## JOB
Give again, word for word, only the lines from the one containing "Type out the text in this image." through the final line.

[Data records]
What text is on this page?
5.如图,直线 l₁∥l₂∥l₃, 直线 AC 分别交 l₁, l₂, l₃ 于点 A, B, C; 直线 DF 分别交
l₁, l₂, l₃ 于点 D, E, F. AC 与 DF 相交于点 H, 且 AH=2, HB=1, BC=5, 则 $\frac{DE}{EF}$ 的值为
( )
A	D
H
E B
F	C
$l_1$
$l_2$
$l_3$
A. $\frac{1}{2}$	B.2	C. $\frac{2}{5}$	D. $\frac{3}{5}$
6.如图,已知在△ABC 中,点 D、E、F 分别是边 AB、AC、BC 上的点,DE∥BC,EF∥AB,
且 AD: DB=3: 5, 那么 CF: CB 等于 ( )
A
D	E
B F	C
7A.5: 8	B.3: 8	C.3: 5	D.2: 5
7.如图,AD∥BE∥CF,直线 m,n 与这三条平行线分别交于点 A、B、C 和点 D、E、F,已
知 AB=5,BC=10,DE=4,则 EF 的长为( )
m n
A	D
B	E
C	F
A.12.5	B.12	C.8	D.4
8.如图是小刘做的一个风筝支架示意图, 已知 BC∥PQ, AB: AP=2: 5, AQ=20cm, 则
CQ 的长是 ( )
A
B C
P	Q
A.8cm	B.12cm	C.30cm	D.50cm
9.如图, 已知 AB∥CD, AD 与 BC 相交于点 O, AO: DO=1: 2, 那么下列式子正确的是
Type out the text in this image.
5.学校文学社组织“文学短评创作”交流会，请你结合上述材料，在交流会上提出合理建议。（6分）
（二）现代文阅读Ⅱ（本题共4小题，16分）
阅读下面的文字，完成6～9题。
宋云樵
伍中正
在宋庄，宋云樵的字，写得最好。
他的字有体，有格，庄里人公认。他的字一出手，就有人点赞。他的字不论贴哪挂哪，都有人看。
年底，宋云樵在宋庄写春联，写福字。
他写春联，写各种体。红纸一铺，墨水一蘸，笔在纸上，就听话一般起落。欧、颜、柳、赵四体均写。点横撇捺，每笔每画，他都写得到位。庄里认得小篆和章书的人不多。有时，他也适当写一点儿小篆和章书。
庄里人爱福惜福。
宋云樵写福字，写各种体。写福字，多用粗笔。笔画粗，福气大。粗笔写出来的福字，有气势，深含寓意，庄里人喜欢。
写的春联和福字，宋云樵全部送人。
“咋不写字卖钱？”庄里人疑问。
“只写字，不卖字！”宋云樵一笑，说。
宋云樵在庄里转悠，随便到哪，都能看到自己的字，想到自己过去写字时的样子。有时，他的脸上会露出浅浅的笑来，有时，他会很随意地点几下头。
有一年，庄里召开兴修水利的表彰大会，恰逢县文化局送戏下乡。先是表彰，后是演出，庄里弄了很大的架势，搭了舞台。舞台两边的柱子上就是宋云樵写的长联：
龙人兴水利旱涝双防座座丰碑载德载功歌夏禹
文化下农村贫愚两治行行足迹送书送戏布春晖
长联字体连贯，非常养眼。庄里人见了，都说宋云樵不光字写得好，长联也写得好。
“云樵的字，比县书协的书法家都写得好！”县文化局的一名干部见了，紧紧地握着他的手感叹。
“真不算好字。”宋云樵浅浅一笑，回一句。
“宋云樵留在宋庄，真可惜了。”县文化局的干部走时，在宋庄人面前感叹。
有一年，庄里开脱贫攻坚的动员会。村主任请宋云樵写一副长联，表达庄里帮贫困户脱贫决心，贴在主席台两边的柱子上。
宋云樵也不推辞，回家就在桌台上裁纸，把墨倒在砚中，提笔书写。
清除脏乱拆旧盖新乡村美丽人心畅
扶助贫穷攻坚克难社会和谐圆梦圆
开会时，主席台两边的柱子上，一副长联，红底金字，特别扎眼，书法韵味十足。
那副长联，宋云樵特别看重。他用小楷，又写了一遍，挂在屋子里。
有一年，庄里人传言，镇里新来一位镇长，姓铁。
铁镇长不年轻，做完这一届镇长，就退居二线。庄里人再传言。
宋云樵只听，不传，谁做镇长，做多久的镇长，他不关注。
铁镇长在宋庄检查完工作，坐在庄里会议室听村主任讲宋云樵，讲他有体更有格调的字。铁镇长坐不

## RESPONSE TO THE EXERCISE
Type out the text in this image.
5.学校文学社组织“文学短评创作”交流会，请你结合上述材料，在交流会上提出合理建议。（6分）
（二）现代文阅读Ⅱ（本题共4小题，16分）
阅读下面的文字，完成6～9题。
宋云樵
伍中正
在宋庄，宋云樵的字，写得最好。
他的字有体，有格，庄里人公认。他的字一出手，就有人点赞。他的字不论贴哪挂哪，都有人看。
年底，宋云樵在宋庄写春联，写福字。
他写春联，写各种体。红纸一铺，墨水一蘸，笔在纸上，就听话一般起落。欧、颜、柳、赵四体均写。点横撇捺，每笔每画，他都写得到位。庄里认得小篆和章书的人不多。有时，他也适当写一点儿小篆和章书。
庄里人爱福惜福。
宋云樵写福字，写各种体。写福字，多用粗笔。笔画粗，福气大。粗笔写出来的福字，有气势，深含寓意，庄里人喜欢。
写的春联和福字，宋云樵全部送人。
“咋不写字卖钱？”庄里人疑问。
“只写字，不卖字！”宋云樵一笑，说。
宋云樵在庄里转悠，随便到哪，都能看到自己的字，想到自己过去写字时的样子。有时，他的脸上会露出浅浅的笑来，有时，他会很随意地点几下头。
有一年，庄里召开兴修水利的表彰大会，恰逢县文化局送戏下乡。先是表彰，后是演出，庄里弄了很大的架势，搭了舞台。舞台两边的柱子上就是宋云樵写的长联：
龙人兴水利旱涝双防座座丰碑载德载功歌夏禹
文化下农村贫愚两治行行足迹送书送戏布春晖
长联字体连贯，非常养眼。庄里人见了，都说宋云樵不光字写得好，长联也写得好。
“云樵的字，比县书协的书法家都写得好！”县文化局的一名干部见了，紧紧地握着他的手感叹。
“真不算好字。”宋云樵浅浅一笑，回一句。
“宋云樵留在宋庄，真可惜了。”县文化局的干部走时，在宋庄人面前感叹。
有一年，庄里开脱贫攻坚的动员会。村主任请宋云樵写一副长联，表达庄里帮贫困户脱贫决心，贴在主席台两边的柱子上。
宋云樵也不推辞，回家就在桌台上裁纸，把墨倒在砚中，提笔书写。
清除脏乱拆旧盖新乡村美丽人心畅
扶助贫穷攻坚克难社会和谐圆梦圆
开会时，主席台两边的柱子上，一副长联，红底金字，特别扎眼，书法韵味十足。
那副长联，宋云樵特别看重。他用小楷，又写了一遍，挂在屋子里。
有一年，庄里人传言，镇里新来一位镇长，姓铁。
铁镇长不年轻，做完这一届镇长，就退居二线。庄里人再传言。
宋云樵只听，不传，谁做镇长，做多久的镇长，他不关注。
铁镇长在宋庄检查完工作，坐在庄里会议室听村主任讲宋云樵，讲他有体更有格调的字。铁镇长坐不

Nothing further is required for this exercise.